Dataset entries on figures
▼
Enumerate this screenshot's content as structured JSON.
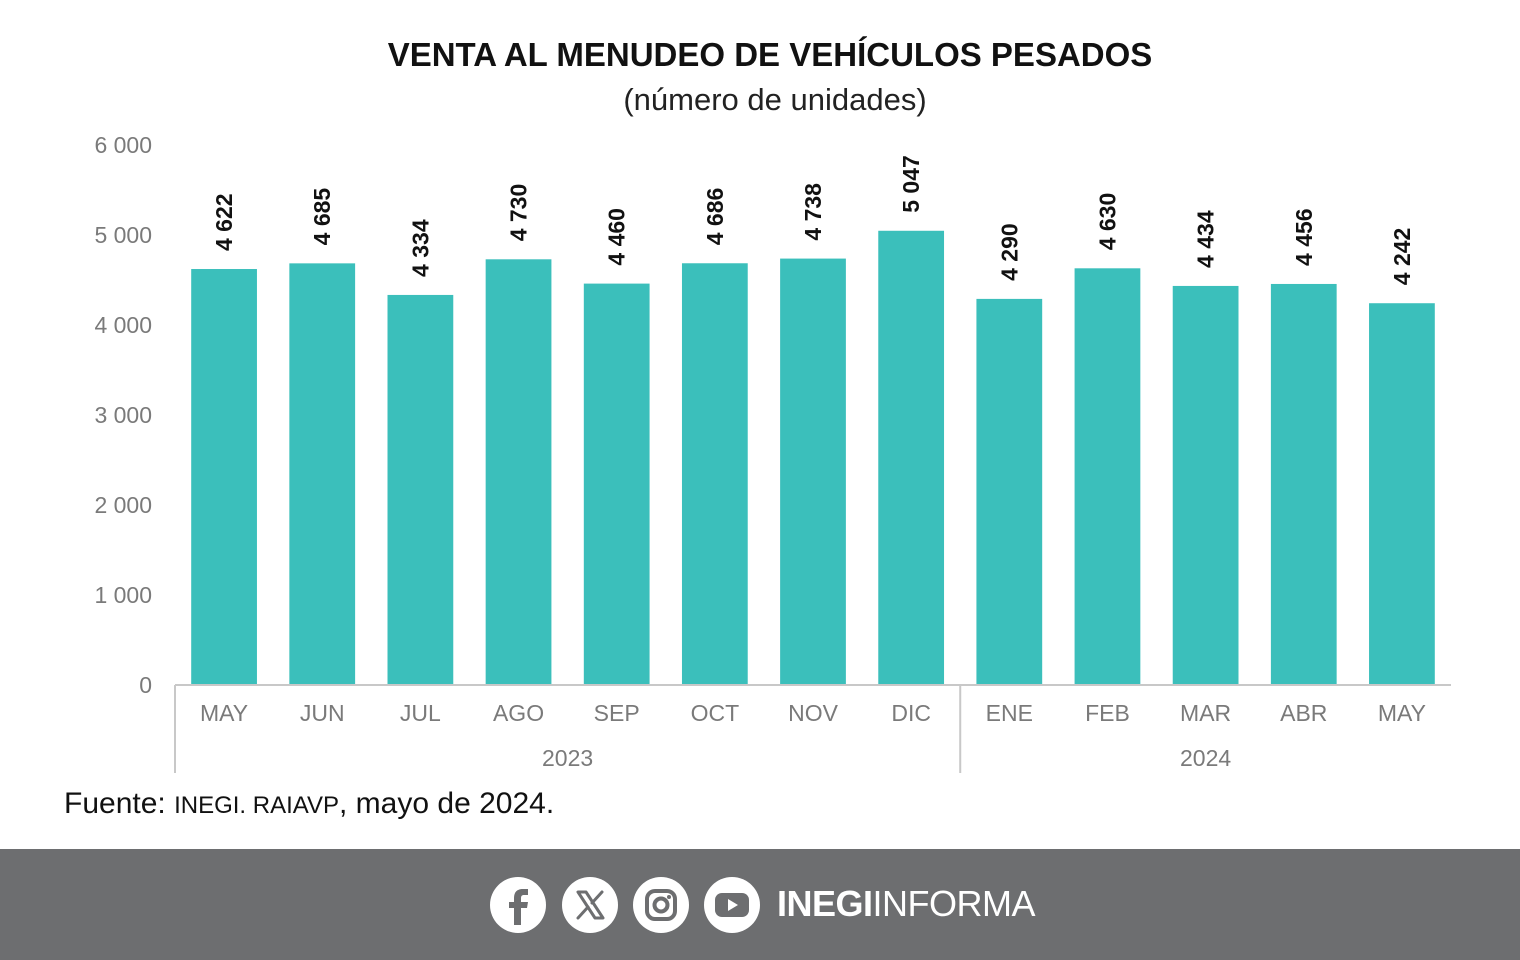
{
  "chart_data": {
    "type": "bar",
    "title": "VENTA AL MENUDEO DE VEHÍCULOS PESADOS",
    "subtitle": "(número de unidades)",
    "categories": [
      "MAY",
      "JUN",
      "JUL",
      "AGO",
      "SEP",
      "OCT",
      "NOV",
      "DIC",
      "ENE",
      "FEB",
      "MAR",
      "ABR",
      "MAY"
    ],
    "values": [
      4622,
      4685,
      4334,
      4730,
      4460,
      4686,
      4738,
      5047,
      4290,
      4630,
      4434,
      4456,
      4242
    ],
    "value_labels": [
      "4 622",
      "4 685",
      "4 334",
      "4 730",
      "4 460",
      "4 686",
      "4 738",
      "5 047",
      "4 290",
      "4 630",
      "4 434",
      "4 456",
      "4 242"
    ],
    "groups": [
      {
        "label": "2023",
        "count": 8
      },
      {
        "label": "2024",
        "count": 5
      }
    ],
    "yticks": [
      0,
      1000,
      2000,
      3000,
      4000,
      5000,
      6000
    ],
    "ytick_labels": [
      "0",
      "1 000",
      "2 000",
      "3 000",
      "4 000",
      "5 000",
      "6 000"
    ],
    "ylim": [
      0,
      6000
    ],
    "bar_color": "#3bbfbb",
    "grid": false,
    "legend": "none"
  },
  "source": {
    "prefix": "Fuente: ",
    "org": "INEGI. RAIAVP",
    "suffix": ", mayo de 2024."
  },
  "footer": {
    "brand_bold": "INEGI",
    "brand_regular": "INFORMA",
    "icons": [
      "facebook-icon",
      "x-icon",
      "instagram-icon",
      "youtube-icon"
    ],
    "background": "#6d6e70"
  }
}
▲
▸ Instructions for the task
Write out the records above exactly as they appear, leaving out any pictures.

▸ Expected output
Enumerate this screenshot's content as structured JSON.
{
  "chart_data": {
    "type": "bar",
    "title": "VENTA AL MENUDEO DE VEHÍCULOS PESADOS",
    "subtitle": "(número de unidades)",
    "categories": [
      "MAY",
      "JUN",
      "JUL",
      "AGO",
      "SEP",
      "OCT",
      "NOV",
      "DIC",
      "ENE",
      "FEB",
      "MAR",
      "ABR",
      "MAY"
    ],
    "values": [
      4622,
      4685,
      4334,
      4730,
      4460,
      4686,
      4738,
      5047,
      4290,
      4630,
      4434,
      4456,
      4242
    ],
    "value_labels": [
      "4 622",
      "4 685",
      "4 334",
      "4 730",
      "4 460",
      "4 686",
      "4 738",
      "5 047",
      "4 290",
      "4 630",
      "4 434",
      "4 456",
      "4 242"
    ],
    "groups": [
      {
        "label": "2023",
        "count": 8
      },
      {
        "label": "2024",
        "count": 5
      }
    ],
    "yticks": [
      0,
      1000,
      2000,
      3000,
      4000,
      5000,
      6000
    ],
    "ytick_labels": [
      "0",
      "1 000",
      "2 000",
      "3 000",
      "4 000",
      "5 000",
      "6 000"
    ],
    "ylim": [
      0,
      6000
    ],
    "bar_color": "#3bbfbb",
    "grid": false,
    "legend": "none"
  },
  "source": {
    "prefix": "Fuente: ",
    "org": "INEGI. RAIAVP",
    "suffix": ", mayo de 2024."
  },
  "footer": {
    "brand_bold": "INEGI",
    "brand_regular": "INFORMA",
    "icons": [
      "facebook-icon",
      "x-icon",
      "instagram-icon",
      "youtube-icon"
    ],
    "background": "#6d6e70"
  }
}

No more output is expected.